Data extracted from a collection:
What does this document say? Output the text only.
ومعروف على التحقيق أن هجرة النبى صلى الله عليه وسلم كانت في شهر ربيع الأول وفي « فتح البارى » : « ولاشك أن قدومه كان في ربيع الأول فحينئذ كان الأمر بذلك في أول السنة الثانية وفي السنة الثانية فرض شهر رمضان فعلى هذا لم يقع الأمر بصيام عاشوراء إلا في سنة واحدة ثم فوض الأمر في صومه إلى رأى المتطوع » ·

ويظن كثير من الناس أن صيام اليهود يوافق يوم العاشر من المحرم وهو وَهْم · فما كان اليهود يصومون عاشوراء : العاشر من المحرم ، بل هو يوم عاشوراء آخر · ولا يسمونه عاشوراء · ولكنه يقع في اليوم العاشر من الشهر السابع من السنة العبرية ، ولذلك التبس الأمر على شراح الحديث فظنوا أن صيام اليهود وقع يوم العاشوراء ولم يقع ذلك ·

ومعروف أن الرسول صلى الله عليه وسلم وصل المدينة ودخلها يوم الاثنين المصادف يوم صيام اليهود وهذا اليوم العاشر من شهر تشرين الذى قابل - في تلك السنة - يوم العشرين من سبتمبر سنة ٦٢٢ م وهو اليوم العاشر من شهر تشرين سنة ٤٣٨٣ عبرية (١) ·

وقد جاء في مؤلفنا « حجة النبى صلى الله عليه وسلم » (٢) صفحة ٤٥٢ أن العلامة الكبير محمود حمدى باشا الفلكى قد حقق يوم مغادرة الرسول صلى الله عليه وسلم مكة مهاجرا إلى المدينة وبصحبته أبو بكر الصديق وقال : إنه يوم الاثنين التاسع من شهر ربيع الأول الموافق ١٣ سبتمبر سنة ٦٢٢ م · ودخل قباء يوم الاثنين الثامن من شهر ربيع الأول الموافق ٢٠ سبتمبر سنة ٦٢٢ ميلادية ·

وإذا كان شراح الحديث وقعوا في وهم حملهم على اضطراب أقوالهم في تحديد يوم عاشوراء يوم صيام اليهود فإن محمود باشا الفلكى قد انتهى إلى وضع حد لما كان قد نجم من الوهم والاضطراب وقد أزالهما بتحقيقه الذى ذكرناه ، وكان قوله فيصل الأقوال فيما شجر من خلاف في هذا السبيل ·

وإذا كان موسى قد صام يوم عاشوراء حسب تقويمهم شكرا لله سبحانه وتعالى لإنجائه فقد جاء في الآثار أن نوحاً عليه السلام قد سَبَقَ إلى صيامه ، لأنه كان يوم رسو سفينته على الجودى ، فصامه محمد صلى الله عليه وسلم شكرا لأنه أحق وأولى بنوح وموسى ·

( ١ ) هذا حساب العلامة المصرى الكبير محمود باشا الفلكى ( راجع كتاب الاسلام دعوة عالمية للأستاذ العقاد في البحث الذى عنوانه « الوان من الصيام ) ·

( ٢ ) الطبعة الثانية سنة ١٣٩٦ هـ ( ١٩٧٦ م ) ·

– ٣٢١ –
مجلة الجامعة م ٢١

### Exercise requirements:
Filter the entries above down to the lines containing the word "الاثنين".

### Response:
ومعروف أن الرسول صلى الله عليه وسلم وصل المدينة ودخلها يوم الاثنين المصادف يوم صيام اليهود وهذا اليوم العاشر من شهر تشرين الذى قابل - في تلك السنة - يوم العشرين من سبتمبر سنة ٦٢٢ م وهو اليوم العاشر من شهر تشرين سنة ٤٣٨٣ عبرية (١) ·
وقد جاء في مؤلفنا « حجة النبى صلى الله عليه وسلم » (٢) صفحة ٤٥٢ أن العلامة الكبير محمود حمدى باشا الفلكى قد حقق يوم مغادرة الرسول صلى الله عليه وسلم مكة مهاجرا إلى المدينة وبصحبته أبو بكر الصديق وقال : إنه يوم الاثنين التاسع من شهر ربيع الأول الموافق ١٣ سبتمبر سنة ٦٢٢ م · ودخل قباء يوم الاثنين الثامن من شهر ربيع الأول الموافق ٢٠ سبتمبر سنة ٦٢٢ ميلادية ·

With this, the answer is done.